Quote every line below exactly as it reads.

◆ ◆ ◆

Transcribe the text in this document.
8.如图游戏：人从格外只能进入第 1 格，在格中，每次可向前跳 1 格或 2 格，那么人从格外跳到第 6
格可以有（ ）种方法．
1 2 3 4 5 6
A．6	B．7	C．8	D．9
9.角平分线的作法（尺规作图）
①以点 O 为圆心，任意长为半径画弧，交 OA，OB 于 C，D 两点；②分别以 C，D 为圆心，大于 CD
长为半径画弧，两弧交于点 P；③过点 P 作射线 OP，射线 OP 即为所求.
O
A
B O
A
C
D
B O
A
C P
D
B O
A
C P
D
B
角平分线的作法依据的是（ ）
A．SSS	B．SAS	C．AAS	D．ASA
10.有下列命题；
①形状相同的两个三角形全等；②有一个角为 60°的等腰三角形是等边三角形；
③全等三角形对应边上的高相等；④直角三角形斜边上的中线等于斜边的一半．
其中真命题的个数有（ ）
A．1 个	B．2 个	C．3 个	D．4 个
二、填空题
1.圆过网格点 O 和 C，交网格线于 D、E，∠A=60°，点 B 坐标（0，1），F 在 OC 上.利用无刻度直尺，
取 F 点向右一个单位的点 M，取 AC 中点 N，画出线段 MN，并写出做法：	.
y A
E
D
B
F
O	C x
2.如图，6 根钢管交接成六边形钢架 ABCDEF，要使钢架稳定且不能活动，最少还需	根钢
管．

◆ ◆ ◆

> [The response]:
Transcribe the text in this document.
8.如图游戏：人从格外只能进入第 1 格，在格中，每次可向前跳 1 格或 2 格，那么人从格外跳到第 6
格可以有（ ）种方法．
1 2 3 4 5 6
A．6	B．7	C．8	D．9
9.角平分线的作法（尺规作图）
①以点 O 为圆心，任意长为半径画弧，交 OA，OB 于 C，D 两点；②分别以 C，D 为圆心，大于 CD
长为半径画弧，两弧交于点 P；③过点 P 作射线 OP，射线 OP 即为所求.
O
A
B O
A
C
D
B O
A
C P
D
B O
A
C P
D
B
角平分线的作法依据的是（ ）
A．SSS	B．SAS	C．AAS	D．ASA
10.有下列命题；
①形状相同的两个三角形全等；②有一个角为 60°的等腰三角形是等边三角形；
③全等三角形对应边上的高相等；④直角三角形斜边上的中线等于斜边的一半．
其中真命题的个数有（ ）
A．1 个	B．2 个	C．3 个	D．4 个
二、填空题
1.圆过网格点 O 和 C，交网格线于 D、E，∠A=60°，点 B 坐标（0，1），F 在 OC 上.利用无刻度直尺，
取 F 点向右一个单位的点 M，取 AC 中点 N，画出线段 MN，并写出做法：	.
y A
E
D
B
F
O	C x
2.如图，6 根钢管交接成六边形钢架 ABCDEF，要使钢架稳定且不能活动，最少还需	根钢
管．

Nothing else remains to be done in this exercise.